Stated task: Every line below should be copied exactly; drop the pictures.

Available records:

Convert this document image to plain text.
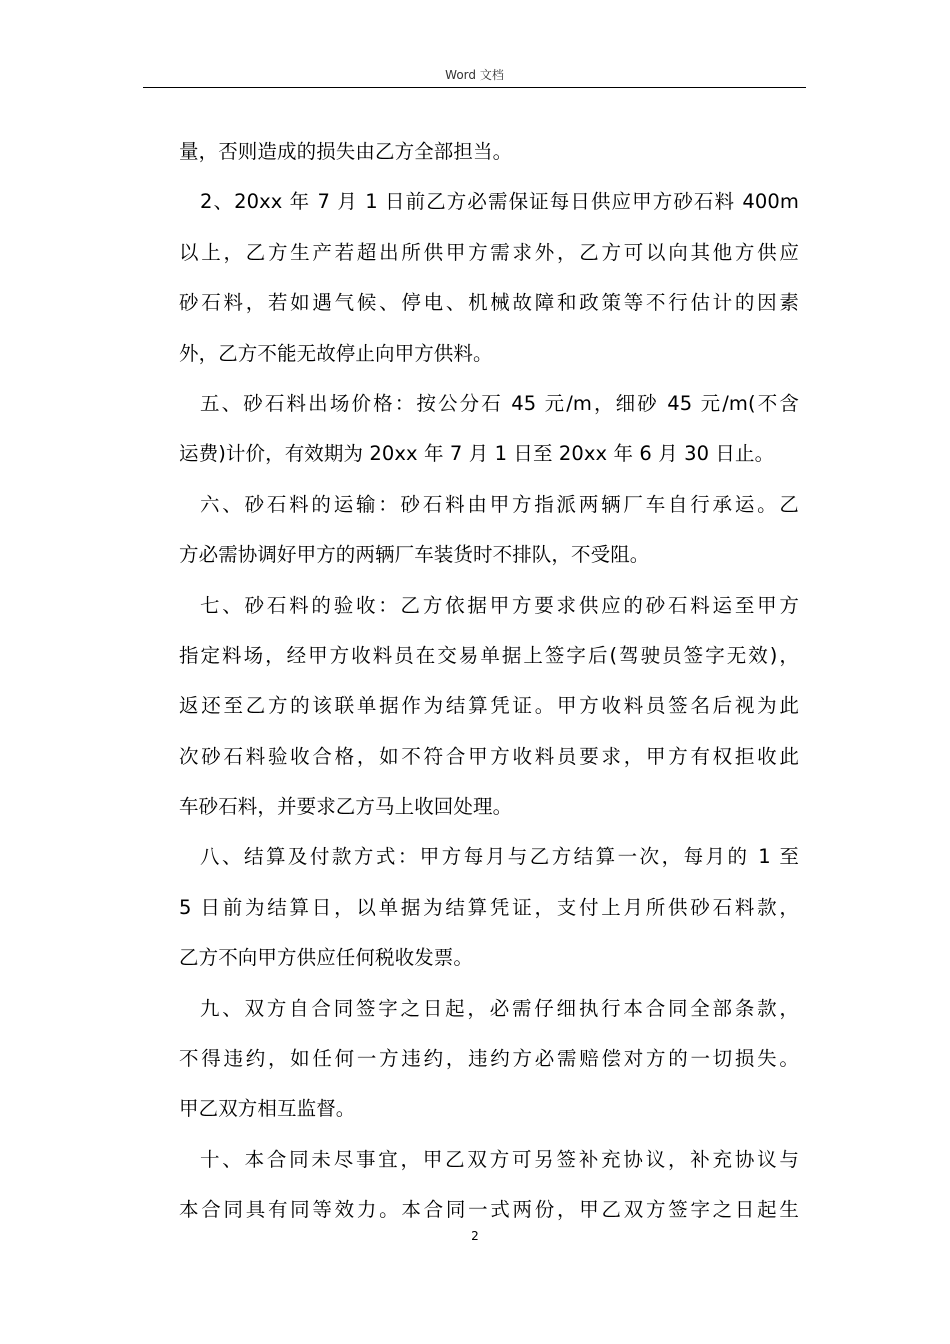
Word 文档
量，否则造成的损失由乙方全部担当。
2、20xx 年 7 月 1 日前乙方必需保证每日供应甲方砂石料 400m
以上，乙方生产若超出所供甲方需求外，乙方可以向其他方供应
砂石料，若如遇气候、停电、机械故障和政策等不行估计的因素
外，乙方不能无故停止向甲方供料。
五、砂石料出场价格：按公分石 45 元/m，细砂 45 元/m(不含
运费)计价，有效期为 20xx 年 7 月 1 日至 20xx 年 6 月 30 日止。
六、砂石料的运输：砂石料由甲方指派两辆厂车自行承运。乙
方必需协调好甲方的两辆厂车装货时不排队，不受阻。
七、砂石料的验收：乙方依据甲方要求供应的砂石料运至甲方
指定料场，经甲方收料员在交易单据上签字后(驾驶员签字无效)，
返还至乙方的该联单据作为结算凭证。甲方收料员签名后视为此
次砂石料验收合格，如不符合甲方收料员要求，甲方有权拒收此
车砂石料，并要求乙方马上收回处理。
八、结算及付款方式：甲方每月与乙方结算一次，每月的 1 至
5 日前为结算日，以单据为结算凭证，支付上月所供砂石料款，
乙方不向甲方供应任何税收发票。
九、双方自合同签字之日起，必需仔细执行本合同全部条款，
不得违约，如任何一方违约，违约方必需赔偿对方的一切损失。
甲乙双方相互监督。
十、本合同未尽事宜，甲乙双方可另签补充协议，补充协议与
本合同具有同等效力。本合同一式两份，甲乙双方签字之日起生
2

Response:
Convert this document image to plain text.
Word 文档
量，否则造成的损失由乙方全部担当。
2、20xx 年 7 月 1 日前乙方必需保证每日供应甲方砂石料 400m
以上，乙方生产若超出所供甲方需求外，乙方可以向其他方供应
砂石料，若如遇气候、停电、机械故障和政策等不行估计的因素
外，乙方不能无故停止向甲方供料。
五、砂石料出场价格：按公分石 45 元/m，细砂 45 元/m(不含
运费)计价，有效期为 20xx 年 7 月 1 日至 20xx 年 6 月 30 日止。
六、砂石料的运输：砂石料由甲方指派两辆厂车自行承运。乙
方必需协调好甲方的两辆厂车装货时不排队，不受阻。
七、砂石料的验收：乙方依据甲方要求供应的砂石料运至甲方
指定料场，经甲方收料员在交易单据上签字后(驾驶员签字无效)，
返还至乙方的该联单据作为结算凭证。甲方收料员签名后视为此
次砂石料验收合格，如不符合甲方收料员要求，甲方有权拒收此
车砂石料，并要求乙方马上收回处理。
八、结算及付款方式：甲方每月与乙方结算一次，每月的 1 至
5 日前为结算日，以单据为结算凭证，支付上月所供砂石料款，
乙方不向甲方供应任何税收发票。
九、双方自合同签字之日起，必需仔细执行本合同全部条款，
不得违约，如任何一方违约，违约方必需赔偿对方的一切损失。
甲乙双方相互监督。
十、本合同未尽事宜，甲乙双方可另签补充协议，补充协议与
本合同具有同等效力。本合同一式两份，甲乙双方签字之日起生
2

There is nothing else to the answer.